EXERCISE DIRECTIONS - Report every line from the material that contains the word "poisoning".

** Start INPUT **

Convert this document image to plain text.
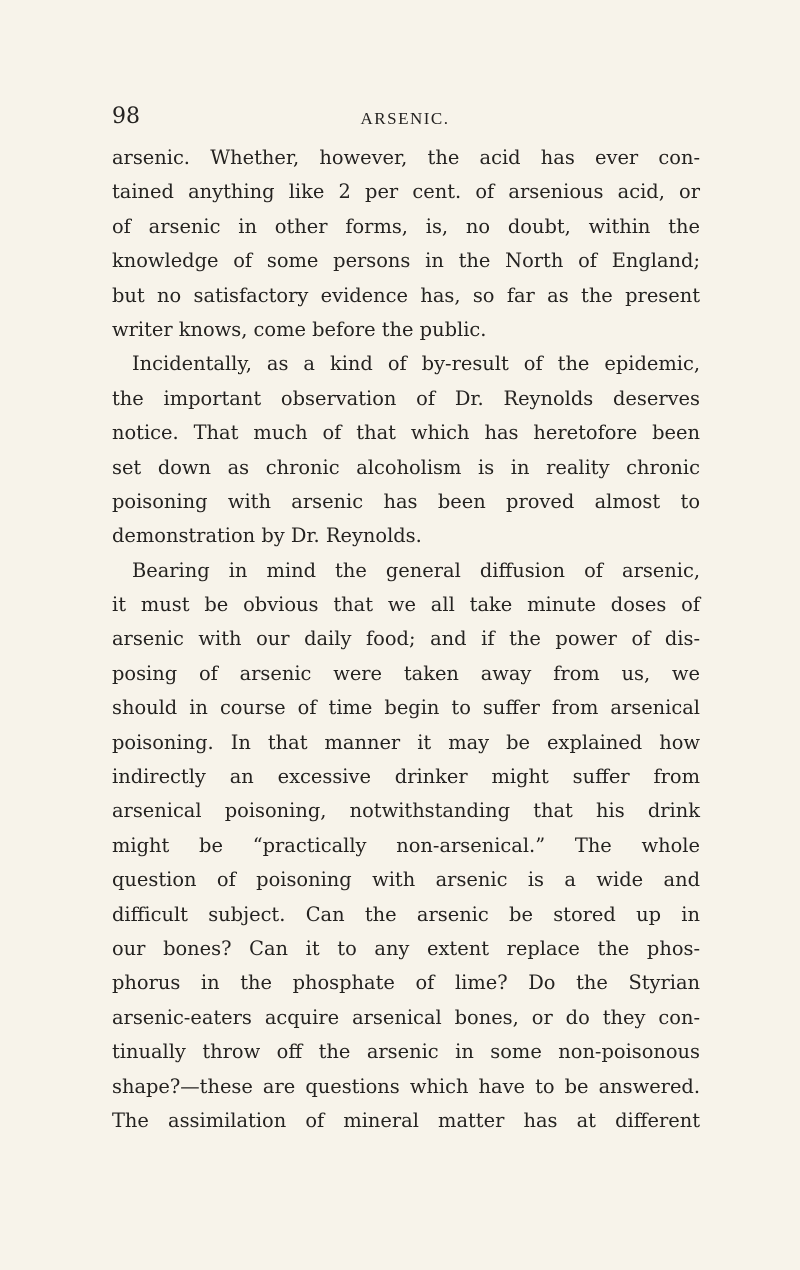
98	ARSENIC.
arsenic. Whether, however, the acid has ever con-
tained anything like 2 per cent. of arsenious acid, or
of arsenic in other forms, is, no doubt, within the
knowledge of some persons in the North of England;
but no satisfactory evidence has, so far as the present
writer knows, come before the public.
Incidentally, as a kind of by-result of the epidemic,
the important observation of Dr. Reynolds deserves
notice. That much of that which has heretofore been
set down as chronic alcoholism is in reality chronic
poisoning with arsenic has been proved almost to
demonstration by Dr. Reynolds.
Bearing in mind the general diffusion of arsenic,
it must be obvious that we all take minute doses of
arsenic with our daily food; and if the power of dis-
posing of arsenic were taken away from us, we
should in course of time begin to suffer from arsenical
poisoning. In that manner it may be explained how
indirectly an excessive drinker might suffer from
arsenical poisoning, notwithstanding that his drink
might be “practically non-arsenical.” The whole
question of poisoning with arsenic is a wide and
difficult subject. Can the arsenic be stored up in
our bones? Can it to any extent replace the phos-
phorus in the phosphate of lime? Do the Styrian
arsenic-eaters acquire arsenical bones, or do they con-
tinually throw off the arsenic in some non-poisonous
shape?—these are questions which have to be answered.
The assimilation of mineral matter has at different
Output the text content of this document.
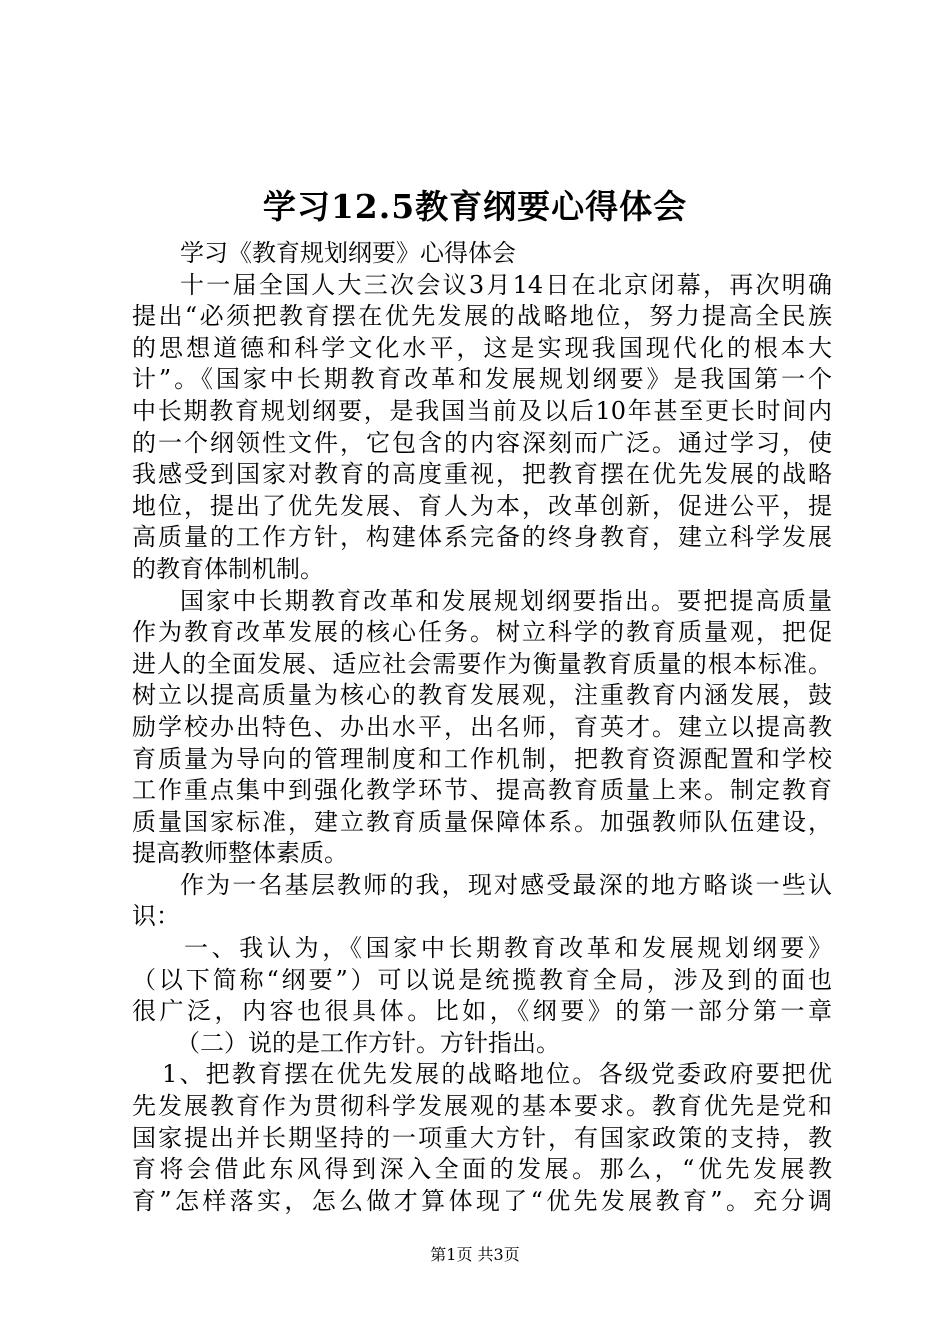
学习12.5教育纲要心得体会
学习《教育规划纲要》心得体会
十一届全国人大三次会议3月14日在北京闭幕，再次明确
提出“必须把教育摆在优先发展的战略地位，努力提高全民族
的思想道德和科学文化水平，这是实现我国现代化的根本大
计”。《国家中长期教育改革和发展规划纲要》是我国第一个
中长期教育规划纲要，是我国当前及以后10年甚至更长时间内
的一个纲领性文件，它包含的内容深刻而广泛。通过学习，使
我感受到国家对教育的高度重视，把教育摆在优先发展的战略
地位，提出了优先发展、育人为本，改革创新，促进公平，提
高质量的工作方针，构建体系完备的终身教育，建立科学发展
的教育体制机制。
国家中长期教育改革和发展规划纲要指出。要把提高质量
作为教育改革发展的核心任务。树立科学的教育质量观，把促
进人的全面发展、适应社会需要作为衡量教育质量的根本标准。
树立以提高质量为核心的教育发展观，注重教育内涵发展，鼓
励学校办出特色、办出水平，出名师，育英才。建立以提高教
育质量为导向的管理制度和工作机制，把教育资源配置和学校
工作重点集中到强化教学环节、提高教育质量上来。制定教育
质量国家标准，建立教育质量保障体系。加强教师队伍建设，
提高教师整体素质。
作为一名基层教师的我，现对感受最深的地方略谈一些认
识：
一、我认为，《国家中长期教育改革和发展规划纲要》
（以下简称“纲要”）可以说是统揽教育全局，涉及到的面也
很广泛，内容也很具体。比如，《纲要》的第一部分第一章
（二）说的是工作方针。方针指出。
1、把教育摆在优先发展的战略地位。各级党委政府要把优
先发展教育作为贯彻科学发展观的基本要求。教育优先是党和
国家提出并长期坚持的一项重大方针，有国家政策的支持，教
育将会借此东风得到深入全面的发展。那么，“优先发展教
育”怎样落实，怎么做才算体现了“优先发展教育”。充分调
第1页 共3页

** End INPUT **

FINISHED ANSWER -
poisoning with arsenic has been proved almost to
poisoning. In that manner it may be explained how
arsenical poisoning, notwithstanding that his drink
question of poisoning with arsenic is a wide and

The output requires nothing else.